__REQUIREMENT__
Quote the data below in full, minus the images.

── THE DATA

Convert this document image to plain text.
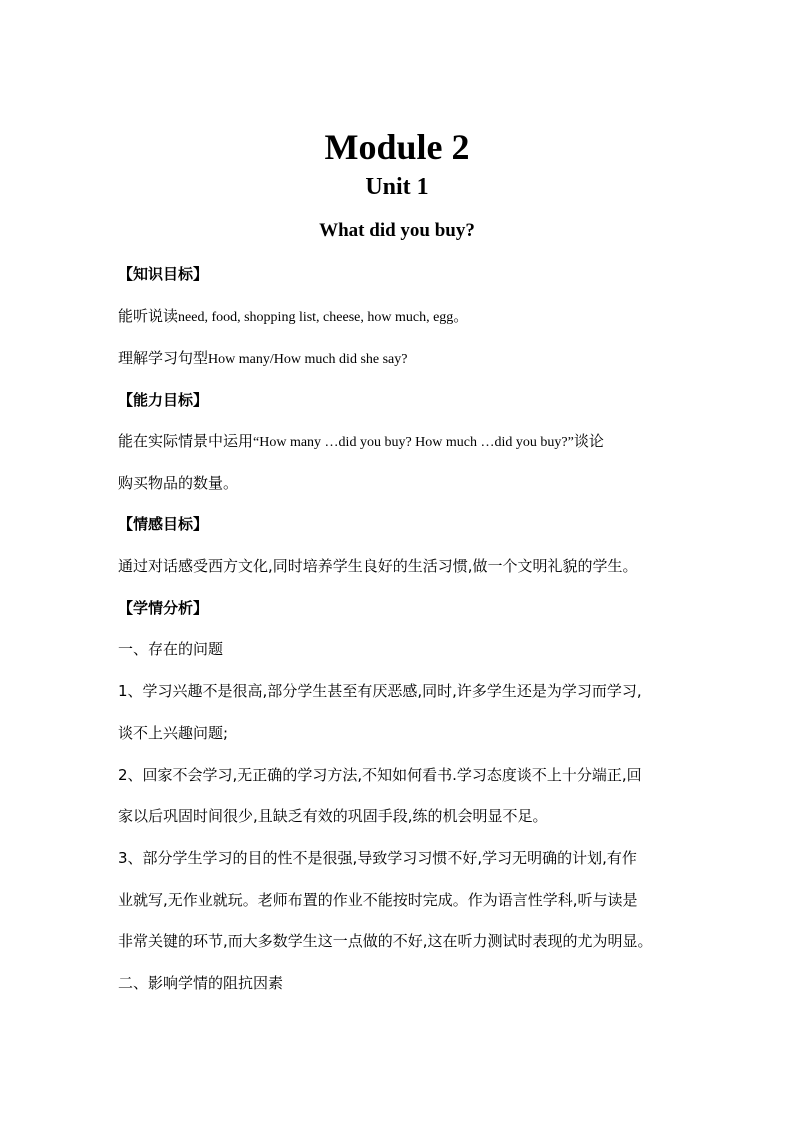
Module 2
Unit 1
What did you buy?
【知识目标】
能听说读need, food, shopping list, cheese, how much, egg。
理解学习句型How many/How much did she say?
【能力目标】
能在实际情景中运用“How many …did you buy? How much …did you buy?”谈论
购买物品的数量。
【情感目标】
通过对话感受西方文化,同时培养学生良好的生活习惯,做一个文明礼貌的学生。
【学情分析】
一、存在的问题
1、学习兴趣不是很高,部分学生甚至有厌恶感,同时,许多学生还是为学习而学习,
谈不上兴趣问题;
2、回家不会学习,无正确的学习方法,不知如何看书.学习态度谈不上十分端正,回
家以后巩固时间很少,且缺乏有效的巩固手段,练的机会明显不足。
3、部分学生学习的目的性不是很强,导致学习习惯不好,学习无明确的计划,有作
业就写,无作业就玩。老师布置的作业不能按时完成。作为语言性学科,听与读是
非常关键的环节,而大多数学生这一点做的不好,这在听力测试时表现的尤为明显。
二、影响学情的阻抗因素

────

__SOLUTION TO THE EXERCISE__
Convert this document image to plain text.
Module 2
Unit 1
What did you buy?
【知识目标】
能听说读need, food, shopping list, cheese, how much, egg。
理解学习句型How many/How much did she say?
【能力目标】
能在实际情景中运用“How many …did you buy? How much …did you buy?”谈论
购买物品的数量。
【情感目标】
通过对话感受西方文化,同时培养学生良好的生活习惯,做一个文明礼貌的学生。
【学情分析】
一、存在的问题
1、学习兴趣不是很高,部分学生甚至有厌恶感,同时,许多学生还是为学习而学习,
谈不上兴趣问题;
2、回家不会学习,无正确的学习方法,不知如何看书.学习态度谈不上十分端正,回
家以后巩固时间很少,且缺乏有效的巩固手段,练的机会明显不足。
3、部分学生学习的目的性不是很强,导致学习习惯不好,学习无明确的计划,有作
业就写,无作业就玩。老师布置的作业不能按时完成。作为语言性学科,听与读是
非常关键的环节,而大多数学生这一点做的不好,这在听力测试时表现的尤为明显。
二、影响学情的阻抗因素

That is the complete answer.